======== Given records ========
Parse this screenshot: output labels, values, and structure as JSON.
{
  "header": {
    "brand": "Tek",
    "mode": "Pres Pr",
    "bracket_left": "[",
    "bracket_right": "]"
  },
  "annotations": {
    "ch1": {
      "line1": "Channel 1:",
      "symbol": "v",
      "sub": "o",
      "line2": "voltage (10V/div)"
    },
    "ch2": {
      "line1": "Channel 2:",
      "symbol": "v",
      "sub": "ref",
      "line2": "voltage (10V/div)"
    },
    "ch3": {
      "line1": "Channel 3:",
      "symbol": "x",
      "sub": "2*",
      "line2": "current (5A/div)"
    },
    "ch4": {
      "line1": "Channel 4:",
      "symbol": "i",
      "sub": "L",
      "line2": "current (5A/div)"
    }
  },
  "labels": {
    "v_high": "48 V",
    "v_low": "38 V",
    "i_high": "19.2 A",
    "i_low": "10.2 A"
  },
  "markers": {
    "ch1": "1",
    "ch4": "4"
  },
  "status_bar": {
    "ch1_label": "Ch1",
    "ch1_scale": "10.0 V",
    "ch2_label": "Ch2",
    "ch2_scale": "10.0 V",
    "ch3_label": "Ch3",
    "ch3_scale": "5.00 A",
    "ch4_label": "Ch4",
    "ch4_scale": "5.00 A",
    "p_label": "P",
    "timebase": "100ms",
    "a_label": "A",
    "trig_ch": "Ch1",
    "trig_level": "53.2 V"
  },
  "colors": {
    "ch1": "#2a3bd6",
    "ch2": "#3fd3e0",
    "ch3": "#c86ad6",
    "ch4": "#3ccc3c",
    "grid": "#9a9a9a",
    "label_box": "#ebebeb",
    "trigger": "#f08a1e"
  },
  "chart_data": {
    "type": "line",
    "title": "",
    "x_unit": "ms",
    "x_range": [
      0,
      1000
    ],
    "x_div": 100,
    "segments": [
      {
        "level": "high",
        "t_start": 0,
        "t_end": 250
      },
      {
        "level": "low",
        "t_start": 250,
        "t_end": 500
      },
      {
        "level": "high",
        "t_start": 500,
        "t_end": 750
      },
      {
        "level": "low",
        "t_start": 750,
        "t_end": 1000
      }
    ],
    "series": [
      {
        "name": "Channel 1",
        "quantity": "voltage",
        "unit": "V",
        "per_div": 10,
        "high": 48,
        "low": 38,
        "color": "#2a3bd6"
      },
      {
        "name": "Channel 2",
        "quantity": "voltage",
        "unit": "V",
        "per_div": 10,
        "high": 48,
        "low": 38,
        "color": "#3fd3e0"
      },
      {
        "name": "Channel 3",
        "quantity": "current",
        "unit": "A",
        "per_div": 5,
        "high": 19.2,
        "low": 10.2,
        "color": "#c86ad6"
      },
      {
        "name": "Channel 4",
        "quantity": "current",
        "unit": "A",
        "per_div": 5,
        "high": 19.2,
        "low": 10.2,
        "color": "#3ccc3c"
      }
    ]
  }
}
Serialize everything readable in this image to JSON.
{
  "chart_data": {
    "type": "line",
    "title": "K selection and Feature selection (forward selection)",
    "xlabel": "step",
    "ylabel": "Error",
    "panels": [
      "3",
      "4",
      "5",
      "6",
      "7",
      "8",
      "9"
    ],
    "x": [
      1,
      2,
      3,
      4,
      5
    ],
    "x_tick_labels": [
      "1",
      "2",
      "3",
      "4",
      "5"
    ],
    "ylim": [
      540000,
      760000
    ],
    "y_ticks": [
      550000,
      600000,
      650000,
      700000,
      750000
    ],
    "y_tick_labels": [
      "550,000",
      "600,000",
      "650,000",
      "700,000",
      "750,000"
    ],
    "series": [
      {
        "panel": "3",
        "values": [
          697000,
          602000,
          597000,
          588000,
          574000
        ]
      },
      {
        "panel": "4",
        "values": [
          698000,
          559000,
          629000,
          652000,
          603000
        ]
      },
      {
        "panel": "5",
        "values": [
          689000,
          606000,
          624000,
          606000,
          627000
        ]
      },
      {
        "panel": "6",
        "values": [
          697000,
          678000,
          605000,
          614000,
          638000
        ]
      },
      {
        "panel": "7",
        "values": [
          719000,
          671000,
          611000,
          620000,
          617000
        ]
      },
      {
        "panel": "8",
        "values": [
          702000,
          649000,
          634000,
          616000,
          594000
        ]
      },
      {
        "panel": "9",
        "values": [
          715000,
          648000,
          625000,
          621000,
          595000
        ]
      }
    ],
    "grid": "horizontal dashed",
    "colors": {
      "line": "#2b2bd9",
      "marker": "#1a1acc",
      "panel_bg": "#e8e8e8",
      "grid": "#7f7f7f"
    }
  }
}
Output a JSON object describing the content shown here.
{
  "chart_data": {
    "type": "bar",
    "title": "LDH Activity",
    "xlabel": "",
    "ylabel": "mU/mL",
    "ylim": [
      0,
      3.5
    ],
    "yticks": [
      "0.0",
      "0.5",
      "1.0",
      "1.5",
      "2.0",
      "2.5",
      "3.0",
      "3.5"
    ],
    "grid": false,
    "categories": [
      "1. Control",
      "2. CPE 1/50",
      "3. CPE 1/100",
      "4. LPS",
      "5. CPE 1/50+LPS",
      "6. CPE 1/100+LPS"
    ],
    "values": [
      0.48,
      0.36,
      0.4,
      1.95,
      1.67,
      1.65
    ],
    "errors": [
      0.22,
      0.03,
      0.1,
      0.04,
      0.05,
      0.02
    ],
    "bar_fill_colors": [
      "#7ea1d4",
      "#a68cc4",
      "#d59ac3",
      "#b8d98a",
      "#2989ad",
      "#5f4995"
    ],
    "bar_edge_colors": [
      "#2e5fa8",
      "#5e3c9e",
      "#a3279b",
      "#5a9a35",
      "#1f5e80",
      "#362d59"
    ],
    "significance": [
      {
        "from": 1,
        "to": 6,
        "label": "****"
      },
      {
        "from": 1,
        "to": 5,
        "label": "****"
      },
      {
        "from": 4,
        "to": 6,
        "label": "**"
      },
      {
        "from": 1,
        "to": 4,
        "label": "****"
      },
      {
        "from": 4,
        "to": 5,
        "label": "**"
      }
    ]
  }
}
========
» **The request**: Output the listing above word for word.

» **Result of the task**:
Parse this screenshot: output labels, values, and structure as JSON.
{
  "header": {
    "brand": "Tek",
    "mode": "Pres Pr",
    "bracket_left": "[",
    "bracket_right": "]"
  },
  "annotations": {
    "ch1": {
      "line1": "Channel 1:",
      "symbol": "v",
      "sub": "o",
      "line2": "voltage (10V/div)"
    },
    "ch2": {
      "line1": "Channel 2:",
      "symbol": "v",
      "sub": "ref",
      "line2": "voltage (10V/div)"
    },
    "ch3": {
      "line1": "Channel 3:",
      "symbol": "x",
      "sub": "2*",
      "line2": "current (5A/div)"
    },
    "ch4": {
      "line1": "Channel 4:",
      "symbol": "i",
      "sub": "L",
      "line2": "current (5A/div)"
    }
  },
  "labels": {
    "v_high": "48 V",
    "v_low": "38 V",
    "i_high": "19.2 A",
    "i_low": "10.2 A"
  },
  "markers": {
    "ch1": "1",
    "ch4": "4"
  },
  "status_bar": {
    "ch1_label": "Ch1",
    "ch1_scale": "10.0 V",
    "ch2_label": "Ch2",
    "ch2_scale": "10.0 V",
    "ch3_label": "Ch3",
    "ch3_scale": "5.00 A",
    "ch4_label": "Ch4",
    "ch4_scale": "5.00 A",
    "p_label": "P",
    "timebase": "100ms",
    "a_label": "A",
    "trig_ch": "Ch1",
    "trig_level": "53.2 V"
  },
  "colors": {
    "ch1": "#2a3bd6",
    "ch2": "#3fd3e0",
    "ch3": "#c86ad6",
    "ch4": "#3ccc3c",
    "grid": "#9a9a9a",
    "label_box": "#ebebeb",
    "trigger": "#f08a1e"
  },
  "chart_data": {
    "type": "line",
    "title": "",
    "x_unit": "ms",
    "x_range": [
      0,
      1000
    ],
    "x_div": 100,
    "segments": [
      {
        "level": "high",
        "t_start": 0,
        "t_end": 250
      },
      {
        "level": "low",
        "t_start": 250,
        "t_end": 500
      },
      {
        "level": "high",
        "t_start": 500,
        "t_end": 750
      },
      {
        "level": "low",
        "t_start": 750,
        "t_end": 1000
      }
    ],
    "series": [
      {
        "name": "Channel 1",
        "quantity": "voltage",
        "unit": "V",
        "per_div": 10,
        "high": 48,
        "low": 38,
        "color": "#2a3bd6"
      },
      {
        "name": "Channel 2",
        "quantity": "voltage",
        "unit": "V",
        "per_div": 10,
        "high": 48,
        "low": 38,
        "color": "#3fd3e0"
      },
      {
        "name": "Channel 3",
        "quantity": "current",
        "unit": "A",
        "per_div": 5,
        "high": 19.2,
        "low": 10.2,
        "color": "#c86ad6"
      },
      {
        "name": "Channel 4",
        "quantity": "current",
        "unit": "A",
        "per_div": 5,
        "high": 19.2,
        "low": 10.2,
        "color": "#3ccc3c"
      }
    ]
  }
}
Serialize everything readable in this image to JSON.
{
  "chart_data": {
    "type": "line",
    "title": "K selection and Feature selection (forward selection)",
    "xlabel": "step",
    "ylabel": "Error",
    "panels": [
      "3",
      "4",
      "5",
      "6",
      "7",
      "8",
      "9"
    ],
    "x": [
      1,
      2,
      3,
      4,
      5
    ],
    "x_tick_labels": [
      "1",
      "2",
      "3",
      "4",
      "5"
    ],
    "ylim": [
      540000,
      760000
    ],
    "y_ticks": [
      550000,
      600000,
      650000,
      700000,
      750000
    ],
    "y_tick_labels": [
      "550,000",
      "600,000",
      "650,000",
      "700,000",
      "750,000"
    ],
    "series": [
      {
        "panel": "3",
        "values": [
          697000,
          602000,
          597000,
          588000,
          574000
        ]
      },
      {
        "panel": "4",
        "values": [
          698000,
          559000,
          629000,
          652000,
          603000
        ]
      },
      {
        "panel": "5",
        "values": [
          689000,
          606000,
          624000,
          606000,
          627000
        ]
      },
      {
        "panel": "6",
        "values": [
          697000,
          678000,
          605000,
          614000,
          638000
        ]
      },
      {
        "panel": "7",
        "values": [
          719000,
          671000,
          611000,
          620000,
          617000
        ]
      },
      {
        "panel": "8",
        "values": [
          702000,
          649000,
          634000,
          616000,
          594000
        ]
      },
      {
        "panel": "9",
        "values": [
          715000,
          648000,
          625000,
          621000,
          595000
        ]
      }
    ],
    "grid": "horizontal dashed",
    "colors": {
      "line": "#2b2bd9",
      "marker": "#1a1acc",
      "panel_bg": "#e8e8e8",
      "grid": "#7f7f7f"
    }
  }
}
Output a JSON object describing the content shown here.
{
  "chart_data": {
    "type": "bar",
    "title": "LDH Activity",
    "xlabel": "",
    "ylabel": "mU/mL",
    "ylim": [
      0,
      3.5
    ],
    "yticks": [
      "0.0",
      "0.5",
      "1.0",
      "1.5",
      "2.0",
      "2.5",
      "3.0",
      "3.5"
    ],
    "grid": false,
    "categories": [
      "1. Control",
      "2. CPE 1/50",
      "3. CPE 1/100",
      "4. LPS",
      "5. CPE 1/50+LPS",
      "6. CPE 1/100+LPS"
    ],
    "values": [
      0.48,
      0.36,
      0.4,
      1.95,
      1.67,
      1.65
    ],
    "errors": [
      0.22,
      0.03,
      0.1,
      0.04,
      0.05,
      0.02
    ],
    "bar_fill_colors": [
      "#7ea1d4",
      "#a68cc4",
      "#d59ac3",
      "#b8d98a",
      "#2989ad",
      "#5f4995"
    ],
    "bar_edge_colors": [
      "#2e5fa8",
      "#5e3c9e",
      "#a3279b",
      "#5a9a35",
      "#1f5e80",
      "#362d59"
    ],
    "significance": [
      {
        "from": 1,
        "to": 6,
        "label": "****"
      },
      {
        "from": 1,
        "to": 5,
        "label": "****"
      },
      {
        "from": 4,
        "to": 6,
        "label": "**"
      },
      {
        "from": 1,
        "to": 4,
        "label": "****"
      },
      {
        "from": 4,
        "to": 5,
        "label": "**"
      }
    ]
  }
}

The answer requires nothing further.